### The problem
Set each entry down verbatim, omitting images.
▬▬▬▬▬▬
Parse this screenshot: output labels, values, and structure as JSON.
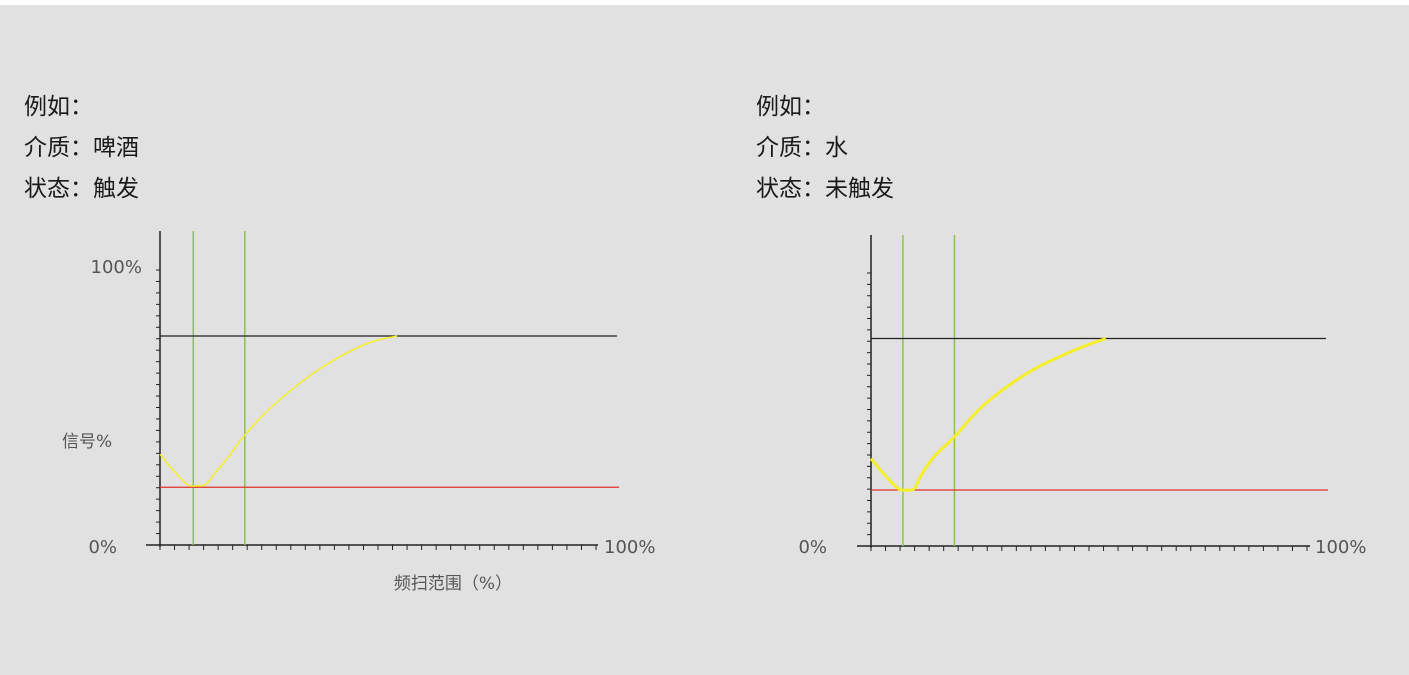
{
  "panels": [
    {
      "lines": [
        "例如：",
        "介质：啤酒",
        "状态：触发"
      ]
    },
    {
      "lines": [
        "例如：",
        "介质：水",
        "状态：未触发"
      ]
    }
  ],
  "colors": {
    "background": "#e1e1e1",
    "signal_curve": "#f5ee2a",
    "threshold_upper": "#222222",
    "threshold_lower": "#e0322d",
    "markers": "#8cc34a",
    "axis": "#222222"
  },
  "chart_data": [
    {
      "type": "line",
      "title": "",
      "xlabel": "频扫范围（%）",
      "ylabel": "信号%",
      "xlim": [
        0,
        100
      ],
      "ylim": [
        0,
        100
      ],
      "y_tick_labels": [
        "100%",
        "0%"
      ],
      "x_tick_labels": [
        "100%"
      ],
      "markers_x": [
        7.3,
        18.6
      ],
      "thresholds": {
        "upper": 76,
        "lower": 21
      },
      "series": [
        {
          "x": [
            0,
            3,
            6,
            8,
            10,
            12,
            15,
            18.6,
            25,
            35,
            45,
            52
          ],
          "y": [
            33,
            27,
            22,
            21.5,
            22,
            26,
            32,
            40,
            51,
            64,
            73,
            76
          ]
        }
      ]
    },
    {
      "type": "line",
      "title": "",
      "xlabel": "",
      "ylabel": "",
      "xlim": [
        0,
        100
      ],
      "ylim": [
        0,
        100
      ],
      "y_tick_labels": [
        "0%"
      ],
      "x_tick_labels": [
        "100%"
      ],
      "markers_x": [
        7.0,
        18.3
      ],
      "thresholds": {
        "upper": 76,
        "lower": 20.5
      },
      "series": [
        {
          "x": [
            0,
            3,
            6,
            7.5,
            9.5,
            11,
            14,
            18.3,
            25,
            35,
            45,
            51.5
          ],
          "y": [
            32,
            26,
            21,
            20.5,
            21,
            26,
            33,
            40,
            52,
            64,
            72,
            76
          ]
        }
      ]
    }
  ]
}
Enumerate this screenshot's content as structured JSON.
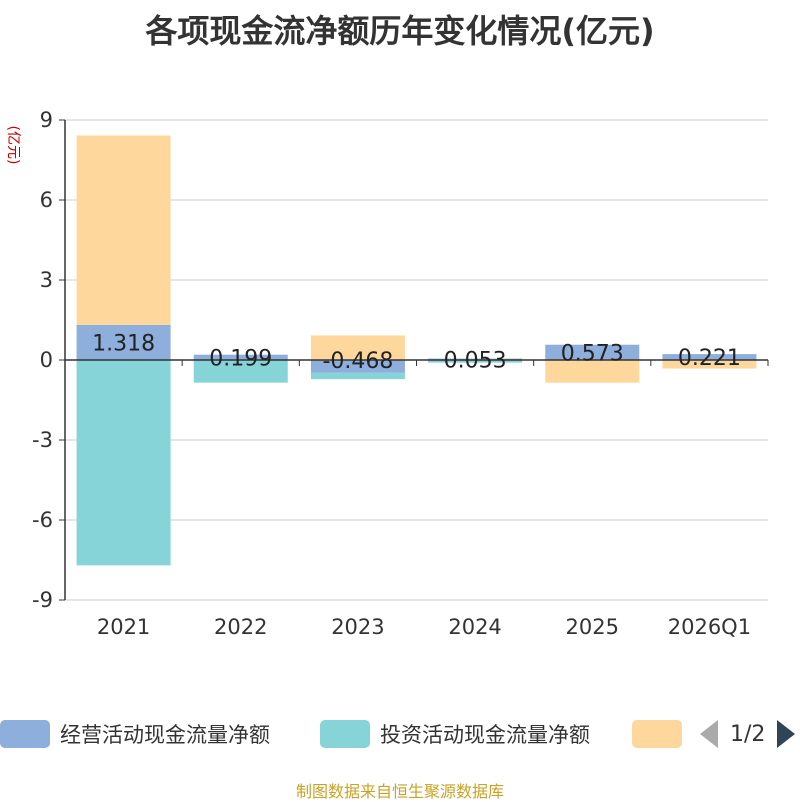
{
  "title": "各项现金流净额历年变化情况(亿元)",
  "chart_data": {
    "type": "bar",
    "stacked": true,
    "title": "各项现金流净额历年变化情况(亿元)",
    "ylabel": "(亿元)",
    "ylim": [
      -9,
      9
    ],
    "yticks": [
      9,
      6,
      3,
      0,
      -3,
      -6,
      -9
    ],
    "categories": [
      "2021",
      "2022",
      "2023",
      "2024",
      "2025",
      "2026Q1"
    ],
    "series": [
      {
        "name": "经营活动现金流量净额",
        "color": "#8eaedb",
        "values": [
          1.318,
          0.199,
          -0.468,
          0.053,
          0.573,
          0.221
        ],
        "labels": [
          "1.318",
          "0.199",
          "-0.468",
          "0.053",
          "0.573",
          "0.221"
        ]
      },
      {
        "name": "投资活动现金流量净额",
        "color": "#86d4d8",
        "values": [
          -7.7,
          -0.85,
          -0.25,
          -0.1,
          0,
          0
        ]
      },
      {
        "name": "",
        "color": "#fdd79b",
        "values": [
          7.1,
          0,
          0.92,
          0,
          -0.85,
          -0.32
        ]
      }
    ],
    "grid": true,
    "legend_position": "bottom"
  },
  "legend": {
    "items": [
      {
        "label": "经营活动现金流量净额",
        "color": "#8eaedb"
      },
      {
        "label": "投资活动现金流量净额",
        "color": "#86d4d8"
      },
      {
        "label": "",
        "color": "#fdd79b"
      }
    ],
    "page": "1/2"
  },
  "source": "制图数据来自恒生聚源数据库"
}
▬▬▬▬▬▬
### Solution to this problem
Parse this screenshot: output labels, values, and structure as JSON.
{
  "panels": [
    {
      "lines": [
        "例如：",
        "介质：啤酒",
        "状态：触发"
      ]
    },
    {
      "lines": [
        "例如：",
        "介质：水",
        "状态：未触发"
      ]
    }
  ],
  "colors": {
    "background": "#e1e1e1",
    "signal_curve": "#f5ee2a",
    "threshold_upper": "#222222",
    "threshold_lower": "#e0322d",
    "markers": "#8cc34a",
    "axis": "#222222"
  },
  "chart_data": [
    {
      "type": "line",
      "title": "",
      "xlabel": "频扫范围（%）",
      "ylabel": "信号%",
      "xlim": [
        0,
        100
      ],
      "ylim": [
        0,
        100
      ],
      "y_tick_labels": [
        "100%",
        "0%"
      ],
      "x_tick_labels": [
        "100%"
      ],
      "markers_x": [
        7.3,
        18.6
      ],
      "thresholds": {
        "upper": 76,
        "lower": 21
      },
      "series": [
        {
          "x": [
            0,
            3,
            6,
            8,
            10,
            12,
            15,
            18.6,
            25,
            35,
            45,
            52
          ],
          "y": [
            33,
            27,
            22,
            21.5,
            22,
            26,
            32,
            40,
            51,
            64,
            73,
            76
          ]
        }
      ]
    },
    {
      "type": "line",
      "title": "",
      "xlabel": "",
      "ylabel": "",
      "xlim": [
        0,
        100
      ],
      "ylim": [
        0,
        100
      ],
      "y_tick_labels": [
        "0%"
      ],
      "x_tick_labels": [
        "100%"
      ],
      "markers_x": [
        7.0,
        18.3
      ],
      "thresholds": {
        "upper": 76,
        "lower": 20.5
      },
      "series": [
        {
          "x": [
            0,
            3,
            6,
            7.5,
            9.5,
            11,
            14,
            18.3,
            25,
            35,
            45,
            51.5
          ],
          "y": [
            32,
            26,
            21,
            20.5,
            21,
            26,
            33,
            40,
            52,
            64,
            72,
            76
          ]
        }
      ]
    }
  ]
}
Enumerate this screenshot's content as structured JSON.
{
  "title": "各项现金流净额历年变化情况(亿元)",
  "chart_data": {
    "type": "bar",
    "stacked": true,
    "title": "各项现金流净额历年变化情况(亿元)",
    "ylabel": "(亿元)",
    "ylim": [
      -9,
      9
    ],
    "yticks": [
      9,
      6,
      3,
      0,
      -3,
      -6,
      -9
    ],
    "categories": [
      "2021",
      "2022",
      "2023",
      "2024",
      "2025",
      "2026Q1"
    ],
    "series": [
      {
        "name": "经营活动现金流量净额",
        "color": "#8eaedb",
        "values": [
          1.318,
          0.199,
          -0.468,
          0.053,
          0.573,
          0.221
        ],
        "labels": [
          "1.318",
          "0.199",
          "-0.468",
          "0.053",
          "0.573",
          "0.221"
        ]
      },
      {
        "name": "投资活动现金流量净额",
        "color": "#86d4d8",
        "values": [
          -7.7,
          -0.85,
          -0.25,
          -0.1,
          0,
          0
        ]
      },
      {
        "name": "",
        "color": "#fdd79b",
        "values": [
          7.1,
          0,
          0.92,
          0,
          -0.85,
          -0.32
        ]
      }
    ],
    "grid": true,
    "legend_position": "bottom"
  },
  "legend": {
    "items": [
      {
        "label": "经营活动现金流量净额",
        "color": "#8eaedb"
      },
      {
        "label": "投资活动现金流量净额",
        "color": "#86d4d8"
      },
      {
        "label": "",
        "color": "#fdd79b"
      }
    ],
    "page": "1/2"
  },
  "source": "制图数据来自恒生聚源数据库"
}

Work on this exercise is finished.